Material for the task.

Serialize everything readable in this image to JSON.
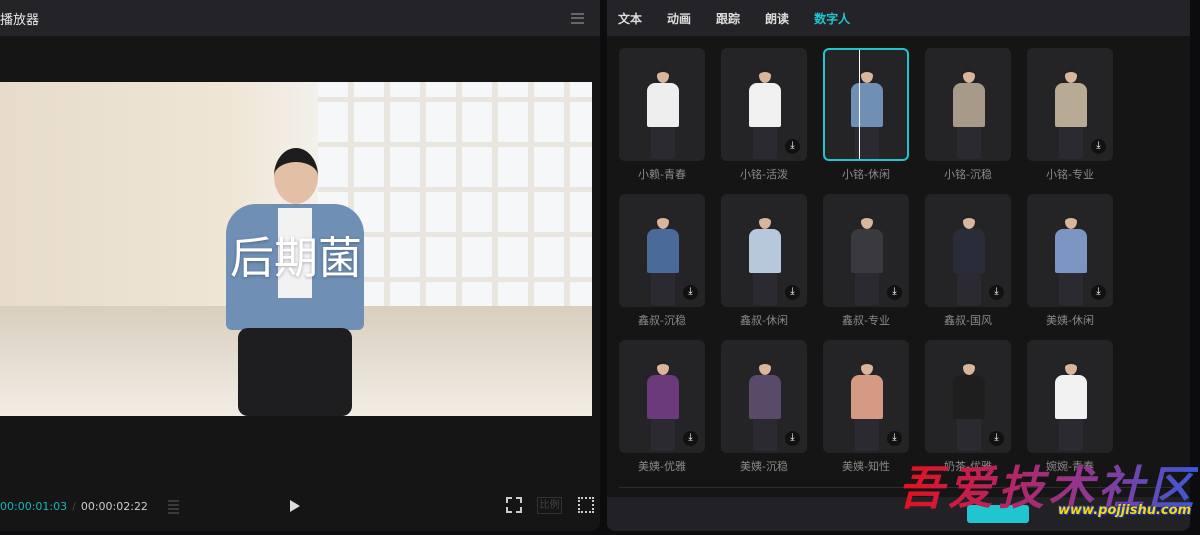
{
  "player": {
    "title": "播放器",
    "caption": "后期菌",
    "current_time": "00:00:01:03",
    "separator": "/",
    "total_time": "00:00:02:22",
    "ratio_label": "比例"
  },
  "panel": {
    "tabs": [
      {
        "label": "文本"
      },
      {
        "label": "动画"
      },
      {
        "label": "跟踪"
      },
      {
        "label": "朗读"
      },
      {
        "label": "数字人",
        "active": true
      }
    ],
    "avatars": [
      {
        "label": "小赖-青春",
        "color": "#eeeeee",
        "download": false
      },
      {
        "label": "小铭-活泼",
        "color": "#f0f0f0",
        "download": true
      },
      {
        "label": "小铭-休闲",
        "color": "#6f8fb5",
        "download": false,
        "selected": true
      },
      {
        "label": "小铭-沉稳",
        "color": "#a89a88",
        "download": false
      },
      {
        "label": "小铭-专业",
        "color": "#b8ab96",
        "download": true
      },
      {
        "label": "鑫叔-沉稳",
        "color": "#4a6a9a",
        "download": true
      },
      {
        "label": "鑫叔-休闲",
        "color": "#b8c8dc",
        "download": true
      },
      {
        "label": "鑫叔-专业",
        "color": "#3a3a3e",
        "download": true
      },
      {
        "label": "鑫叔-国风",
        "color": "#2a2c3a",
        "download": true
      },
      {
        "label": "美姨-休闲",
        "color": "#7d95c2",
        "download": true
      },
      {
        "label": "美姨-优雅",
        "color": "#6a3a7a",
        "download": true
      },
      {
        "label": "美姨-沉稳",
        "color": "#5a4a6a",
        "download": true
      },
      {
        "label": "美姨-知性",
        "color": "#d49a84",
        "download": true
      },
      {
        "label": "奶茶-优雅",
        "color": "#1e1e1e",
        "download": true
      },
      {
        "label": "婉婉-青春",
        "color": "#f2f2f2",
        "download": false
      }
    ],
    "download_glyph": "⤓"
  },
  "watermark": {
    "text": "吾爱技术社区",
    "url": "www.pojjishu.com"
  },
  "colors": {
    "accent": "#1fc6cf"
  }
}
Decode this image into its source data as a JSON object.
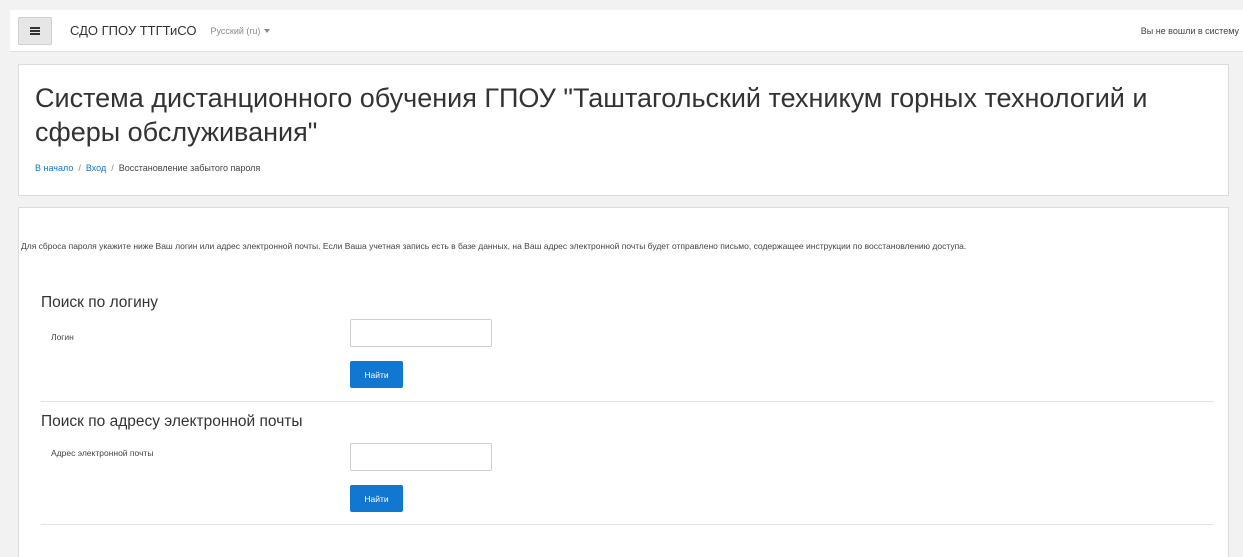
{
  "navbar": {
    "menu_icon": "hamburger-menu-icon",
    "site_name": "СДО ГПОУ ТТГТиСО",
    "language": "Русский (ru)",
    "login_status": "Вы не вошли в систему"
  },
  "header": {
    "title": "Система дистанционного обучения ГПОУ \"Таштагольский техникум горных технологий и сферы обслуживания\"",
    "breadcrumb": {
      "home": "В начало",
      "login": "Вход",
      "current": "Восстановление забытого пароля",
      "separator": "/"
    }
  },
  "main": {
    "instructions": "Для сброса пароля укажите ниже Ваш логин или адрес электронной почты. Если Ваша учетная запись есть в базе данных, на Ваш адрес электронной почты будет отправлено письмо, содержащее инструкции по восстановлению доступа.",
    "username_section": {
      "title": "Поиск по логину",
      "label": "Логин",
      "value": "",
      "button": "Найти"
    },
    "email_section": {
      "title": "Поиск по адресу электронной почты",
      "label": "Адрес электронной почты",
      "value": "",
      "button": "Найти"
    }
  },
  "colors": {
    "accent": "#1177d1",
    "background": "#f2f2f2",
    "card": "#ffffff"
  }
}
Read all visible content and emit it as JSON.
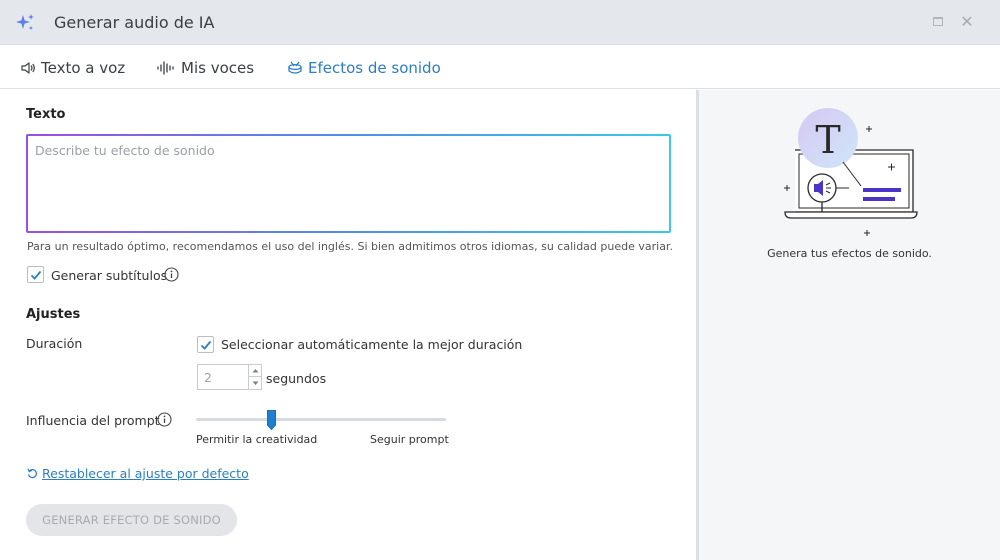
{
  "window": {
    "title": "Generar audio de IA",
    "controls": [
      "maximize",
      "close"
    ]
  },
  "tabs": [
    {
      "label": "Texto a voz",
      "icon": "speaker-icon",
      "active": false
    },
    {
      "label": "Mis voces",
      "icon": "waveform-icon",
      "active": false
    },
    {
      "label": "Efectos de sonido",
      "icon": "drum-icon",
      "active": true
    }
  ],
  "form": {
    "text_label": "Texto",
    "text_placeholder": "Describe tu efecto de sonido",
    "text_value": "",
    "hint": "Para un resultado óptimo, recomendamos el uso del inglés. Si bien admitimos otros idiomas, su calidad puede variar.",
    "subtitles_label": "Generar subtítulos",
    "subtitles_checked": true,
    "settings_title": "Ajustes",
    "duration_label": "Duración",
    "auto_duration_label": "Seleccionar automáticamente la mejor duración",
    "auto_duration_checked": true,
    "duration_value": "2",
    "duration_unit": "segundos",
    "prompt_influence_label": "Influencia del prompt",
    "slider_min_label": "Permitir la creatividad",
    "slider_max_label": "Seguir prompt",
    "slider_value": 0.3,
    "reset_label": "Restablecer al ajuste por defecto",
    "generate_button": "GENERAR EFECTO DE SONIDO"
  },
  "side": {
    "caption": "Genera tus efectos de sonido."
  },
  "colors": {
    "accent": "#2a7fc4",
    "gradient_start": "#9b4fe0",
    "gradient_end": "#3cc8e8",
    "illus_purple": "#4b35c8"
  }
}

Short task.
Extract all lines from the material above that include the word "image".

Full solution.
Serialize everything readable in this image to JSON.
Decode this image into its source data as a JSON object.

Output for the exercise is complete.